WHAT YOU HAVE TO DO
For the listing underneath, give the count of lines containing the string "Construction" and nothing further.

RECORDS FOR THIS EXERCISE
···
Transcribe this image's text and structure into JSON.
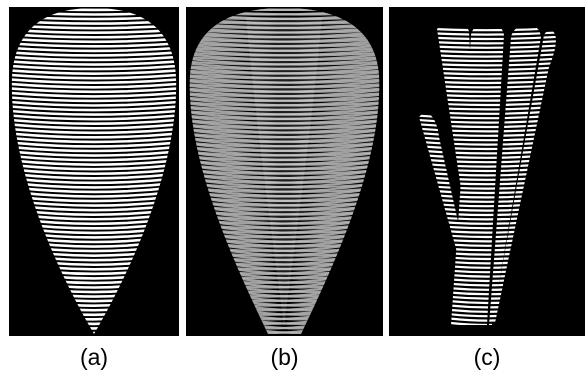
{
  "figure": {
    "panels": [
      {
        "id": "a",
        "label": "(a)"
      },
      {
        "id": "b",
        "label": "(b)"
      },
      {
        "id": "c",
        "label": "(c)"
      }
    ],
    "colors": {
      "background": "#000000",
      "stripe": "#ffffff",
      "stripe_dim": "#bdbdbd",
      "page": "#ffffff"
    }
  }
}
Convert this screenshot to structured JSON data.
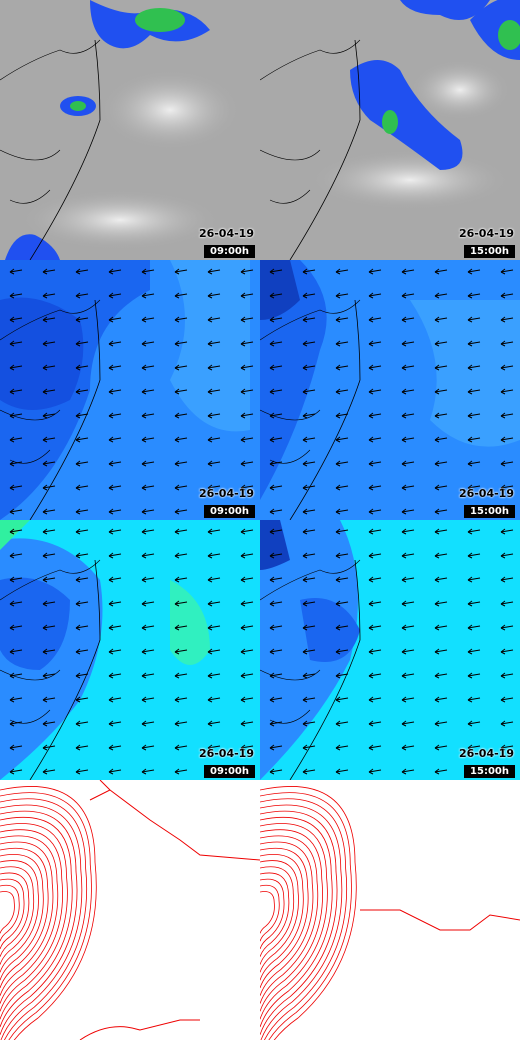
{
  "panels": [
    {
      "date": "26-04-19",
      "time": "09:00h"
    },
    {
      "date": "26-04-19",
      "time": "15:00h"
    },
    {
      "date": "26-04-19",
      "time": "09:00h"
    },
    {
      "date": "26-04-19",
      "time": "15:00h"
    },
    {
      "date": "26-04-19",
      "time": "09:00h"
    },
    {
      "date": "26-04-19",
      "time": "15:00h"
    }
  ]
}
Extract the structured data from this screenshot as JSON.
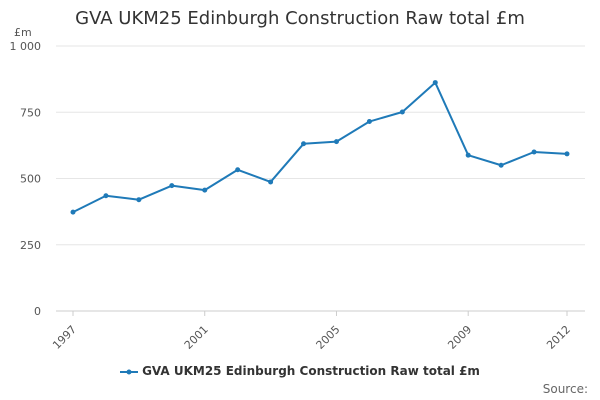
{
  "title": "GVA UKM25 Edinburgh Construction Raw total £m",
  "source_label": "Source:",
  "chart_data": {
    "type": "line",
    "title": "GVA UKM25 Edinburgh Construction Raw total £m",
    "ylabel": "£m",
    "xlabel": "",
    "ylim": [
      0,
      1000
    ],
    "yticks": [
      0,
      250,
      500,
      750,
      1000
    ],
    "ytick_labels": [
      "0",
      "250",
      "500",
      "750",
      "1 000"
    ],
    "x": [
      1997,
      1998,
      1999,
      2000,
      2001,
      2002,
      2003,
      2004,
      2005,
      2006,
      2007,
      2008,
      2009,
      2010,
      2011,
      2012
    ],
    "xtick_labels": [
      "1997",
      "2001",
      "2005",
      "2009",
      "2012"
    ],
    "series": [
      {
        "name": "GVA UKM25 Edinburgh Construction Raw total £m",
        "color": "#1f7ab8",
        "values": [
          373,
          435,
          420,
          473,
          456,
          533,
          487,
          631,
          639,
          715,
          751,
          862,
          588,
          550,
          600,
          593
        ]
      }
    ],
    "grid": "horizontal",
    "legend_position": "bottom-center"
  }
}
···
TASK SOLUTION
3